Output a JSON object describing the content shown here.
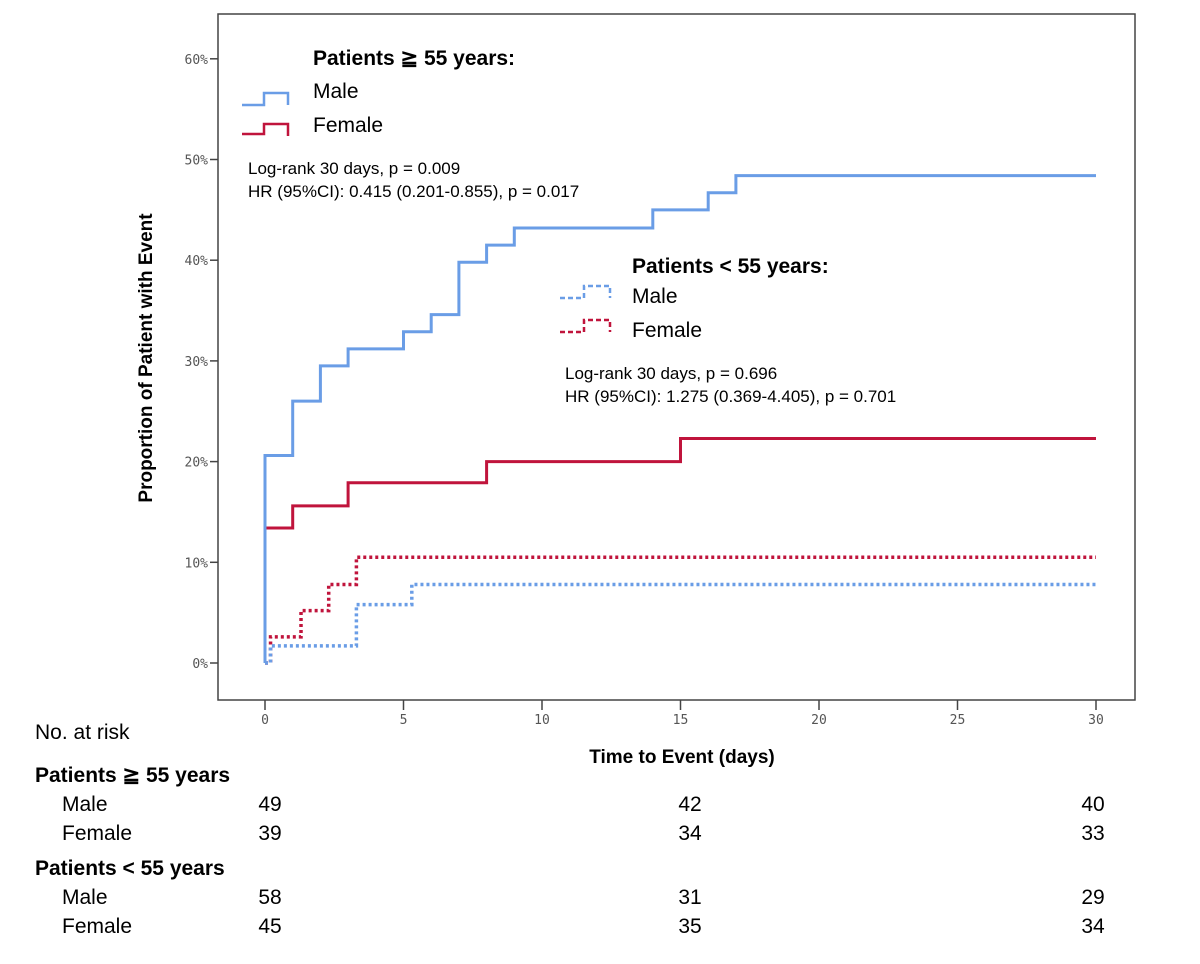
{
  "chart_data": {
    "type": "line",
    "subtype": "kaplan-meier step",
    "xlabel": "Time to Event (days)",
    "ylabel": "Proportion of Patient with Event",
    "xlim": [
      -1,
      31
    ],
    "ylim": [
      -4,
      64
    ],
    "x_ticks": [
      "0",
      "5",
      "10",
      "15",
      "20",
      "25",
      "30"
    ],
    "y_ticks": [
      "0%",
      "10%",
      "20%",
      "30%",
      "40%",
      "50%",
      "60%"
    ],
    "grid": false,
    "colors": {
      "male": "#6a9de6",
      "female": "#c0143c"
    },
    "legend_groups": [
      {
        "title": "Patients ≧ 55 years:",
        "items": [
          "Male",
          "Female"
        ],
        "stats": [
          "Log-rank 30 days, p = 0.009",
          "HR (95%CI): 0.415 (0.201-0.855), p = 0.017"
        ]
      },
      {
        "title": "Patients < 55 years:",
        "items": [
          "Male",
          "Female"
        ],
        "stats": [
          "Log-rank 30 days, p = 0.696",
          "HR (95%CI): 1.275 (0.369-4.405), p = 0.701"
        ]
      }
    ],
    "series": [
      {
        "name": "Patients ≧ 55 years: Male",
        "style": "solid",
        "color": "#6a9de6",
        "x": [
          0,
          0,
          1,
          2,
          3,
          5,
          6,
          7,
          8,
          9,
          14,
          16,
          17,
          30
        ],
        "y": [
          0,
          20.6,
          26.0,
          29.5,
          31.2,
          32.9,
          34.6,
          39.8,
          41.5,
          43.2,
          45.0,
          46.7,
          48.4,
          48.4
        ]
      },
      {
        "name": "Patients ≧ 55 years: Female",
        "style": "solid",
        "color": "#c0143c",
        "x": [
          0,
          0,
          1,
          3,
          8,
          15,
          30
        ],
        "y": [
          0,
          13.4,
          15.6,
          17.9,
          20.0,
          22.3,
          22.3
        ]
      },
      {
        "name": "Patients < 55 years: Male",
        "style": "dotted",
        "color": "#6a9de6",
        "x": [
          0,
          0.2,
          3.3,
          5.3,
          30
        ],
        "y": [
          0,
          1.7,
          5.8,
          7.8,
          7.8
        ]
      },
      {
        "name": "Patients < 55 years: Female",
        "style": "dotted",
        "color": "#c0143c",
        "x": [
          0,
          0.2,
          1.3,
          2.3,
          3.3,
          30
        ],
        "y": [
          0,
          2.6,
          5.2,
          7.8,
          10.5,
          10.5
        ]
      }
    ]
  },
  "risk_table": {
    "title": "No. at risk",
    "groups": [
      {
        "label": "Patients ≧ 55 years",
        "rows": [
          {
            "label": "Male",
            "values": [
              "49",
              "42",
              "40"
            ]
          },
          {
            "label": "Female",
            "values": [
              "39",
              "34",
              "33"
            ]
          }
        ]
      },
      {
        "label": "Patients < 55 years",
        "rows": [
          {
            "label": "Male",
            "values": [
              "58",
              "31",
              "29"
            ]
          },
          {
            "label": "Female",
            "values": [
              "45",
              "35",
              "34"
            ]
          }
        ]
      }
    ]
  }
}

=== ABOUT THIS TASK ===
Produce the data again character for character, with the images left out.

=== THE ANSWER ===
Output a JSON object describing the content shown here.
{
  "chart_data": {
    "type": "line",
    "subtype": "kaplan-meier step",
    "xlabel": "Time to Event (days)",
    "ylabel": "Proportion of Patient with Event",
    "xlim": [
      -1,
      31
    ],
    "ylim": [
      -4,
      64
    ],
    "x_ticks": [
      "0",
      "5",
      "10",
      "15",
      "20",
      "25",
      "30"
    ],
    "y_ticks": [
      "0%",
      "10%",
      "20%",
      "30%",
      "40%",
      "50%",
      "60%"
    ],
    "grid": false,
    "colors": {
      "male": "#6a9de6",
      "female": "#c0143c"
    },
    "legend_groups": [
      {
        "title": "Patients ≧ 55 years:",
        "items": [
          "Male",
          "Female"
        ],
        "stats": [
          "Log-rank 30 days, p = 0.009",
          "HR (95%CI): 0.415 (0.201-0.855), p = 0.017"
        ]
      },
      {
        "title": "Patients < 55 years:",
        "items": [
          "Male",
          "Female"
        ],
        "stats": [
          "Log-rank 30 days, p = 0.696",
          "HR (95%CI): 1.275 (0.369-4.405), p = 0.701"
        ]
      }
    ],
    "series": [
      {
        "name": "Patients ≧ 55 years: Male",
        "style": "solid",
        "color": "#6a9de6",
        "x": [
          0,
          0,
          1,
          2,
          3,
          5,
          6,
          7,
          8,
          9,
          14,
          16,
          17,
          30
        ],
        "y": [
          0,
          20.6,
          26.0,
          29.5,
          31.2,
          32.9,
          34.6,
          39.8,
          41.5,
          43.2,
          45.0,
          46.7,
          48.4,
          48.4
        ]
      },
      {
        "name": "Patients ≧ 55 years: Female",
        "style": "solid",
        "color": "#c0143c",
        "x": [
          0,
          0,
          1,
          3,
          8,
          15,
          30
        ],
        "y": [
          0,
          13.4,
          15.6,
          17.9,
          20.0,
          22.3,
          22.3
        ]
      },
      {
        "name": "Patients < 55 years: Male",
        "style": "dotted",
        "color": "#6a9de6",
        "x": [
          0,
          0.2,
          3.3,
          5.3,
          30
        ],
        "y": [
          0,
          1.7,
          5.8,
          7.8,
          7.8
        ]
      },
      {
        "name": "Patients < 55 years: Female",
        "style": "dotted",
        "color": "#c0143c",
        "x": [
          0,
          0.2,
          1.3,
          2.3,
          3.3,
          30
        ],
        "y": [
          0,
          2.6,
          5.2,
          7.8,
          10.5,
          10.5
        ]
      }
    ]
  },
  "risk_table": {
    "title": "No. at risk",
    "groups": [
      {
        "label": "Patients ≧ 55 years",
        "rows": [
          {
            "label": "Male",
            "values": [
              "49",
              "42",
              "40"
            ]
          },
          {
            "label": "Female",
            "values": [
              "39",
              "34",
              "33"
            ]
          }
        ]
      },
      {
        "label": "Patients < 55 years",
        "rows": [
          {
            "label": "Male",
            "values": [
              "58",
              "31",
              "29"
            ]
          },
          {
            "label": "Female",
            "values": [
              "45",
              "35",
              "34"
            ]
          }
        ]
      }
    ]
  }
}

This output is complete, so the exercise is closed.